▸ Instructions for the task
Can you reproduce the data beneath, keeping every line exact?
[start]
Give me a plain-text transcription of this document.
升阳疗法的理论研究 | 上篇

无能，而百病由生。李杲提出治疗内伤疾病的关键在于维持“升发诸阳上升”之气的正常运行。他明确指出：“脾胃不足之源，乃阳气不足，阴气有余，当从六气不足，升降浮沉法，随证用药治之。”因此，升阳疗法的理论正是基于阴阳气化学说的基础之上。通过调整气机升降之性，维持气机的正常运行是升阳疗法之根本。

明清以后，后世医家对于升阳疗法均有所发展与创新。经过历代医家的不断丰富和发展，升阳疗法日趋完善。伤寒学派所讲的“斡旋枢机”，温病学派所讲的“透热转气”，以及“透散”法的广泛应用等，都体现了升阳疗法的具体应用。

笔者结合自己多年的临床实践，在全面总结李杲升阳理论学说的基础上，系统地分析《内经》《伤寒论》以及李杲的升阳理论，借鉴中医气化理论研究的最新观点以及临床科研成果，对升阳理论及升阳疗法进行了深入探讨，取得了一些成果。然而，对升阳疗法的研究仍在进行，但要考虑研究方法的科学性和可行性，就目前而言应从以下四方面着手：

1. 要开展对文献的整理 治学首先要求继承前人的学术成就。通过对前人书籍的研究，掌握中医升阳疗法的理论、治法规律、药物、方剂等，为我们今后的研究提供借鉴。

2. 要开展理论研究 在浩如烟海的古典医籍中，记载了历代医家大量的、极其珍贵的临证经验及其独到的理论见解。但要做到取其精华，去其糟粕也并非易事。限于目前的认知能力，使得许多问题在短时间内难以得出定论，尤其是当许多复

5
[end]
▸ Complete answer
Give me a plain-text transcription of this document.
升阳疗法的理论研究 | 上篇

无能，而百病由生。李杲提出治疗内伤疾病的关键在于维持“升发诸阳上升”之气的正常运行。他明确指出：“脾胃不足之源，乃阳气不足，阴气有余，当从六气不足，升降浮沉法，随证用药治之。”因此，升阳疗法的理论正是基于阴阳气化学说的基础之上。通过调整气机升降之性，维持气机的正常运行是升阳疗法之根本。

明清以后，后世医家对于升阳疗法均有所发展与创新。经过历代医家的不断丰富和发展，升阳疗法日趋完善。伤寒学派所讲的“斡旋枢机”，温病学派所讲的“透热转气”，以及“透散”法的广泛应用等，都体现了升阳疗法的具体应用。

笔者结合自己多年的临床实践，在全面总结李杲升阳理论学说的基础上，系统地分析《内经》《伤寒论》以及李杲的升阳理论，借鉴中医气化理论研究的最新观点以及临床科研成果，对升阳理论及升阳疗法进行了深入探讨，取得了一些成果。然而，对升阳疗法的研究仍在进行，但要考虑研究方法的科学性和可行性，就目前而言应从以下四方面着手：

1. 要开展对文献的整理 治学首先要求继承前人的学术成就。通过对前人书籍的研究，掌握中医升阳疗法的理论、治法规律、药物、方剂等，为我们今后的研究提供借鉴。

2. 要开展理论研究 在浩如烟海的古典医籍中，记载了历代医家大量的、极其珍贵的临证经验及其独到的理论见解。但要做到取其精华，去其糟粕也并非易事。限于目前的认知能力，使得许多问题在短时间内难以得出定论，尤其是当许多复

5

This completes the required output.